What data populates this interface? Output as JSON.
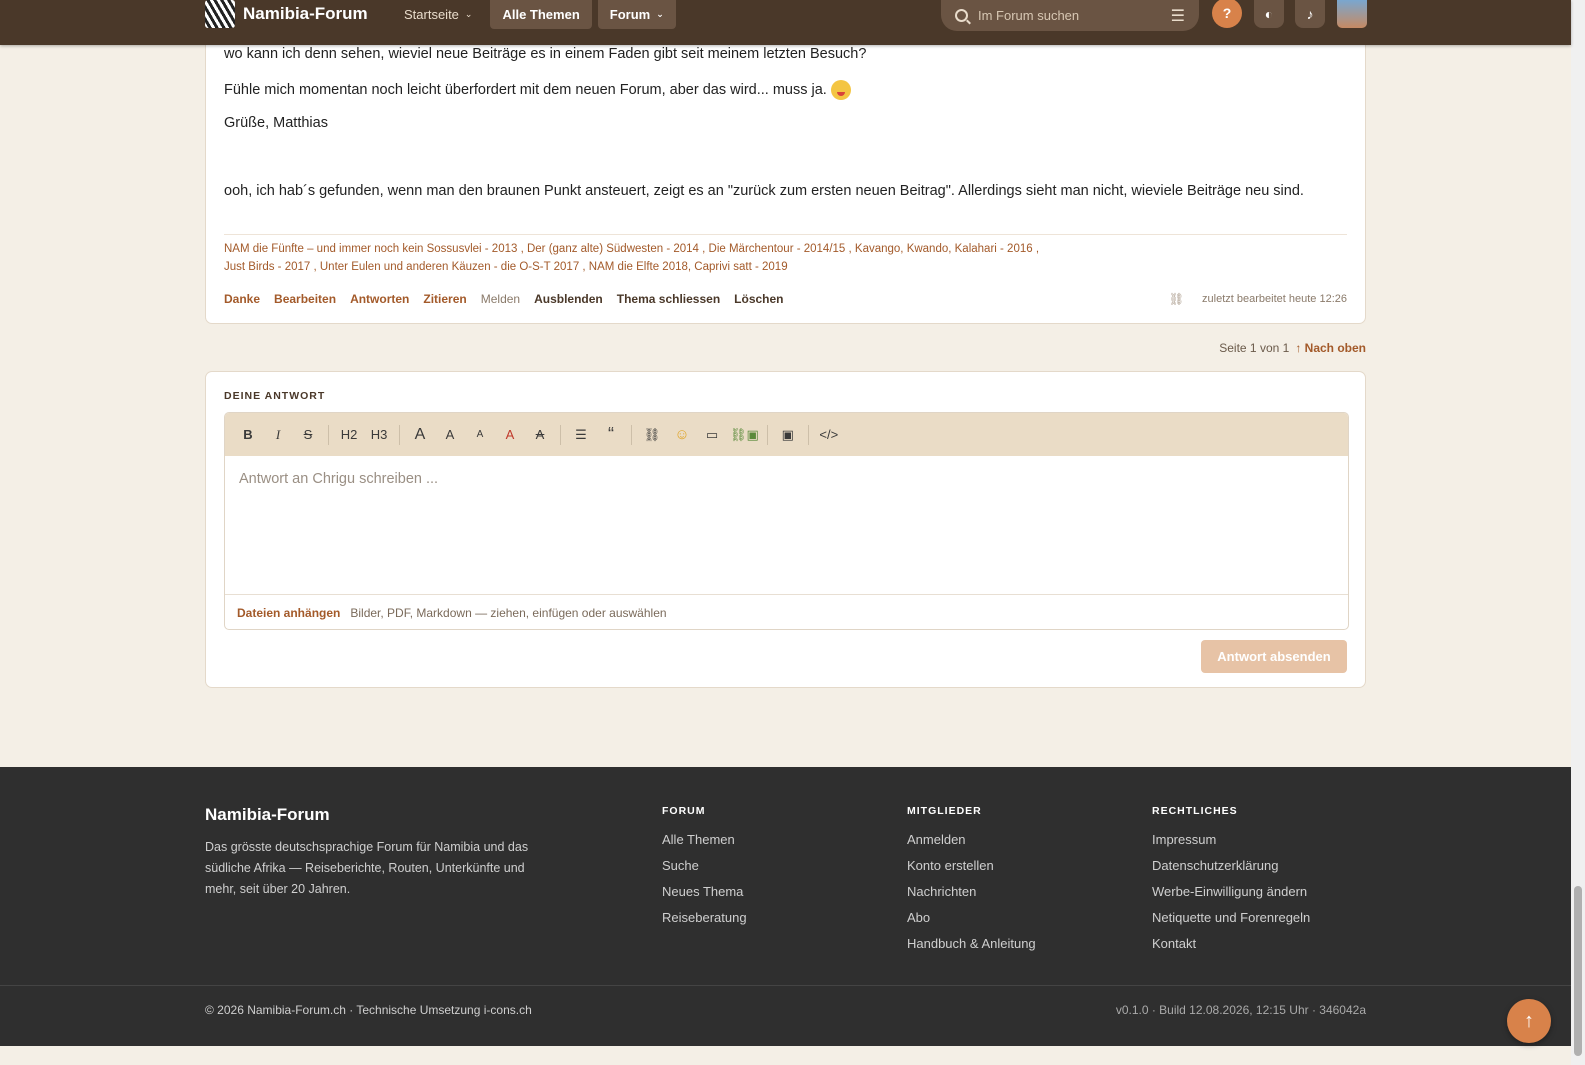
{
  "header": {
    "site_name": "Namibia-Forum",
    "nav": [
      {
        "label": "Startseite"
      },
      {
        "label": "Alle Themen"
      },
      {
        "label": "Forum"
      }
    ],
    "search_placeholder": "Im Forum suchen",
    "help_label": "?"
  },
  "post": {
    "line1": "wo kann ich denn sehen, wieviel neue Beiträge es in einem Faden gibt seit meinem letzten Besuch?",
    "line2": "Fühle mich momentan noch leicht überfordert mit dem neuen Forum, aber das wird... muss ja.",
    "line3": "Grüße, Matthias",
    "line4": "ooh, ich hab´s gefunden, wenn man den braunen Punkt ansteuert, zeigt es an \"zurück zum ersten neuen Beitrag\". Allerdings sieht man nicht, wieviele Beiträge neu sind.",
    "signature_line1": "NAM die Fünfte – und immer noch kein Sossusvlei  - 2013 , Der (ganz alte) Südwesten - 2014 , Die Märchentour - 2014/15 , Kavango, Kwando, Kalahari - 2016 ,",
    "signature_line2": " Just Birds - 2017 , Unter Eulen und anderen Käuzen - die O-S-T 2017 , NAM die Elfte 2018, Caprivi satt - 2019",
    "actions": {
      "thanks": "Danke",
      "edit": "Bearbeiten",
      "reply": "Antworten",
      "quote": "Zitieren",
      "report": "Melden",
      "hide": "Ausblenden",
      "close_topic": "Thema schliessen",
      "delete": "Löschen"
    },
    "edited": "zuletzt bearbeitet heute 12:26"
  },
  "pager": {
    "page_info": "Seite 1 von 1",
    "to_top": "↑ Nach oben"
  },
  "reply": {
    "title": "DEINE ANTWORT",
    "toolbar": {
      "bold": "B",
      "italic": "I",
      "strike": "S",
      "h2": "H2",
      "h3": "H3",
      "size_large": "A",
      "size_medium": "A",
      "size_small": "A",
      "color": "A",
      "clear_format": "A",
      "list": "☰",
      "quote": "“",
      "link": "⛓",
      "emoji": "☺",
      "video": "▭",
      "image_link": "⛓▣",
      "image": "▣",
      "code": "</>"
    },
    "placeholder": "Antwort an Chrigu schreiben ...",
    "attach_label": "Dateien anhängen",
    "attach_hint": "Bilder, PDF, Markdown — ziehen, einfügen oder auswählen",
    "submit": "Antwort absenden"
  },
  "footer": {
    "brand": "Namibia-Forum",
    "description": "Das grösste deutschsprachige Forum für Namibia und das südliche Afrika — Reiseberichte, Routen, Unterkünfte und mehr, seit über 20 Jahren.",
    "columns": [
      {
        "title": "FORUM",
        "links": [
          "Alle Themen",
          "Suche",
          "Neues Thema",
          "Reiseberatung"
        ]
      },
      {
        "title": "MITGLIEDER",
        "links": [
          "Anmelden",
          "Konto erstellen",
          "Nachrichten",
          "Abo",
          "Handbuch & Anleitung"
        ]
      },
      {
        "title": "RECHTLICHES",
        "links": [
          "Impressum",
          "Datenschutzerklärung",
          "Werbe-Einwilligung ändern",
          "Netiquette und Forenregeln",
          "Kontakt"
        ]
      }
    ],
    "copyright": "© 2026 Namibia-Forum.ch · Technische Umsetzung i-cons.ch",
    "version": "v0.1.0 · Build 12.08.2026, 12:15 Uhr · 346042a"
  },
  "colors": {
    "brand_dark": "#4a3829",
    "accent": "#d8824a",
    "link": "#a35a2a"
  }
}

▶ **Task to carry out**
Pull out every line holding "neuen" from the records above, and copy it.

▶ **Exercise result**
    "line2": "Fühle mich momentan noch leicht überfordert mit dem neuen Forum, aber das wird... muss ja.",
    "line4": "ooh, ich hab´s gefunden, wenn man den braunen Punkt ansteuert, zeigt es an \"zurück zum ersten neuen Beitrag\". Allerdings sieht man nicht, wieviele Beiträge neu sind.",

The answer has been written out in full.